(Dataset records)
☆ ☆ ☆ ☆ ☆ ☆ ☆

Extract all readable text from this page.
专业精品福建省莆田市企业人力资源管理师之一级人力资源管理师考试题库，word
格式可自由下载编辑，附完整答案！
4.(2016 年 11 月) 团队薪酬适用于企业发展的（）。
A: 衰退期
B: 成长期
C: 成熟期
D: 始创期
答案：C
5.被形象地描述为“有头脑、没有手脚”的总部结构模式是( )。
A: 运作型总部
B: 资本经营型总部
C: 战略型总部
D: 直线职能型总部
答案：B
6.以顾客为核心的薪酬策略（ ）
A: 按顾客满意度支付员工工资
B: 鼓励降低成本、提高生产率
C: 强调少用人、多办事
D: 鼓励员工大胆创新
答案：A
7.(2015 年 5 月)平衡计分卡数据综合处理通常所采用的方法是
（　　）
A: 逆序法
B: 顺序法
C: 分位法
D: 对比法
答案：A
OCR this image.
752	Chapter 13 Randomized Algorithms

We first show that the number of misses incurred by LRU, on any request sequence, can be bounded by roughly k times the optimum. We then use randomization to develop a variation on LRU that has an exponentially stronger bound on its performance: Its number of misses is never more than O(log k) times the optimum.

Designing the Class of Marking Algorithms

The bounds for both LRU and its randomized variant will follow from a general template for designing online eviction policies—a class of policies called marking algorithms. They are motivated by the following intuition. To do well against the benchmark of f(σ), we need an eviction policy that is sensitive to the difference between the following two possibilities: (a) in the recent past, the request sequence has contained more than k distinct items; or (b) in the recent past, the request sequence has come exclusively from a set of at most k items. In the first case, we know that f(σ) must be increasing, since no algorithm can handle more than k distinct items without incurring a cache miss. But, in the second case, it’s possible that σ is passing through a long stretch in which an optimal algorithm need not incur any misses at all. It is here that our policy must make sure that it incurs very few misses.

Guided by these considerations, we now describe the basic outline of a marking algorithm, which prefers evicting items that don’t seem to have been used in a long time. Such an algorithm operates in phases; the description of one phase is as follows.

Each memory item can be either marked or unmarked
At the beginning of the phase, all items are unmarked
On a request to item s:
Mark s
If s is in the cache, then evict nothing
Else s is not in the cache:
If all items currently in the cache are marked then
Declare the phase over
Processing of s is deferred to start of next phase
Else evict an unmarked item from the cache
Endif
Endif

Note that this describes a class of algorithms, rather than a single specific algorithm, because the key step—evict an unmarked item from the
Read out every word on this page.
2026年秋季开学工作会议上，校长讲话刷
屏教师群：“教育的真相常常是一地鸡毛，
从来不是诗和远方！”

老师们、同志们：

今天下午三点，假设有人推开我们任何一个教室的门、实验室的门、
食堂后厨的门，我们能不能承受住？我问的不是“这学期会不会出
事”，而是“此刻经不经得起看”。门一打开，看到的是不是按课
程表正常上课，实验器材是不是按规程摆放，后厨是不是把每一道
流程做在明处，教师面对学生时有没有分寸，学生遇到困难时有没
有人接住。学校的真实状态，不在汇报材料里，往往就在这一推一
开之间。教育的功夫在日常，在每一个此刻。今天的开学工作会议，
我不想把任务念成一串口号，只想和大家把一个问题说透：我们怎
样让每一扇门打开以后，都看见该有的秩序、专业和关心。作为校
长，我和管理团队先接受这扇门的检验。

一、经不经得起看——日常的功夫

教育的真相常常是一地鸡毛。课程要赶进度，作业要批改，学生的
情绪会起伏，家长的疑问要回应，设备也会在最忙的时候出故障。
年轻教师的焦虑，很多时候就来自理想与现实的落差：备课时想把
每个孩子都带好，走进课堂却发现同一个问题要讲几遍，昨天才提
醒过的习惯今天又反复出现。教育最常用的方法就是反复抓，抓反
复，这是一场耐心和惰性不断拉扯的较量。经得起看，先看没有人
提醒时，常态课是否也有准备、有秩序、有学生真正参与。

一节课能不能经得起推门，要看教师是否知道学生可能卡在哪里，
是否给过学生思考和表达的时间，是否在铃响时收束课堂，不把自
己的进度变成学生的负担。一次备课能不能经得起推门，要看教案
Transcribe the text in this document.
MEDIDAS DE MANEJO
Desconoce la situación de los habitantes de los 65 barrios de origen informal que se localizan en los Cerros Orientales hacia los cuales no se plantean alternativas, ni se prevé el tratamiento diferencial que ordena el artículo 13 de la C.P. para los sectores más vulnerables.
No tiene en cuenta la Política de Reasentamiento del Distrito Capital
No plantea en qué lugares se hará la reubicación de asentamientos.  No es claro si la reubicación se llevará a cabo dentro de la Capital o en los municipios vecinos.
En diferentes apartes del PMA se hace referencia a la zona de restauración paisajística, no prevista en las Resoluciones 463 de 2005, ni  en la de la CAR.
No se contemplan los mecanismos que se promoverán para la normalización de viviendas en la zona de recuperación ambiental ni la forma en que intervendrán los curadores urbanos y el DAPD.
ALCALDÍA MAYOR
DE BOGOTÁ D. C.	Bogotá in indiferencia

☆ ☆ ☆ ☆ ☆ ☆ ☆

* [WHAT YOU SHOULD DO]: Here, the records must be output exactly and in full.

* [EXERCISE RESPONSE]:
Extract all readable text from this page.
专业精品福建省莆田市企业人力资源管理师之一级人力资源管理师考试题库，word
格式可自由下载编辑，附完整答案！
4.(2016 年 11 月) 团队薪酬适用于企业发展的（）。
A: 衰退期
B: 成长期
C: 成熟期
D: 始创期
答案：C
5.被形象地描述为“有头脑、没有手脚”的总部结构模式是( )。
A: 运作型总部
B: 资本经营型总部
C: 战略型总部
D: 直线职能型总部
答案：B
6.以顾客为核心的薪酬策略（ ）
A: 按顾客满意度支付员工工资
B: 鼓励降低成本、提高生产率
C: 强调少用人、多办事
D: 鼓励员工大胆创新
答案：A
7.(2015 年 5 月)平衡计分卡数据综合处理通常所采用的方法是
（　　）
A: 逆序法
B: 顺序法
C: 分位法
D: 对比法
答案：A
OCR this image.
752	Chapter 13 Randomized Algorithms

We first show that the number of misses incurred by LRU, on any request sequence, can be bounded by roughly k times the optimum. We then use randomization to develop a variation on LRU that has an exponentially stronger bound on its performance: Its number of misses is never more than O(log k) times the optimum.

Designing the Class of Marking Algorithms

The bounds for both LRU and its randomized variant will follow from a general template for designing online eviction policies—a class of policies called marking algorithms. They are motivated by the following intuition. To do well against the benchmark of f(σ), we need an eviction policy that is sensitive to the difference between the following two possibilities: (a) in the recent past, the request sequence has contained more than k distinct items; or (b) in the recent past, the request sequence has come exclusively from a set of at most k items. In the first case, we know that f(σ) must be increasing, since no algorithm can handle more than k distinct items without incurring a cache miss. But, in the second case, it’s possible that σ is passing through a long stretch in which an optimal algorithm need not incur any misses at all. It is here that our policy must make sure that it incurs very few misses.

Guided by these considerations, we now describe the basic outline of a marking algorithm, which prefers evicting items that don’t seem to have been used in a long time. Such an algorithm operates in phases; the description of one phase is as follows.

Each memory item can be either marked or unmarked
At the beginning of the phase, all items are unmarked
On a request to item s:
Mark s
If s is in the cache, then evict nothing
Else s is not in the cache:
If all items currently in the cache are marked then
Declare the phase over
Processing of s is deferred to start of next phase
Else evict an unmarked item from the cache
Endif
Endif

Note that this describes a class of algorithms, rather than a single specific algorithm, because the key step—evict an unmarked item from the
Read out every word on this page.
2026年秋季开学工作会议上，校长讲话刷
屏教师群：“教育的真相常常是一地鸡毛，
从来不是诗和远方！”

老师们、同志们：

今天下午三点，假设有人推开我们任何一个教室的门、实验室的门、
食堂后厨的门，我们能不能承受住？我问的不是“这学期会不会出
事”，而是“此刻经不经得起看”。门一打开，看到的是不是按课
程表正常上课，实验器材是不是按规程摆放，后厨是不是把每一道
流程做在明处，教师面对学生时有没有分寸，学生遇到困难时有没
有人接住。学校的真实状态，不在汇报材料里，往往就在这一推一
开之间。教育的功夫在日常，在每一个此刻。今天的开学工作会议，
我不想把任务念成一串口号，只想和大家把一个问题说透：我们怎
样让每一扇门打开以后，都看见该有的秩序、专业和关心。作为校
长，我和管理团队先接受这扇门的检验。

一、经不经得起看——日常的功夫

教育的真相常常是一地鸡毛。课程要赶进度，作业要批改，学生的
情绪会起伏，家长的疑问要回应，设备也会在最忙的时候出故障。
年轻教师的焦虑，很多时候就来自理想与现实的落差：备课时想把
每个孩子都带好，走进课堂却发现同一个问题要讲几遍，昨天才提
醒过的习惯今天又反复出现。教育最常用的方法就是反复抓，抓反
复，这是一场耐心和惰性不断拉扯的较量。经得起看，先看没有人
提醒时，常态课是否也有准备、有秩序、有学生真正参与。

一节课能不能经得起推门，要看教师是否知道学生可能卡在哪里，
是否给过学生思考和表达的时间，是否在铃响时收束课堂，不把自
己的进度变成学生的负担。一次备课能不能经得起推门，要看教案
Transcribe the text in this document.
MEDIDAS DE MANEJO
Desconoce la situación de los habitantes de los 65 barrios de origen informal que se localizan en los Cerros Orientales hacia los cuales no se plantean alternativas, ni se prevé el tratamiento diferencial que ordena el artículo 13 de la C.P. para los sectores más vulnerables.
No tiene en cuenta la Política de Reasentamiento del Distrito Capital
No plantea en qué lugares se hará la reubicación de asentamientos.  No es claro si la reubicación se llevará a cabo dentro de la Capital o en los municipios vecinos.
En diferentes apartes del PMA se hace referencia a la zona de restauración paisajística, no prevista en las Resoluciones 463 de 2005, ni  en la de la CAR.
No se contemplan los mecanismos que se promoverán para la normalización de viviendas en la zona de recuperación ambiental ni la forma en que intervendrán los curadores urbanos y el DAPD.
ALCALDÍA MAYOR
DE BOGOTÁ D. C.	Bogotá in indiferencia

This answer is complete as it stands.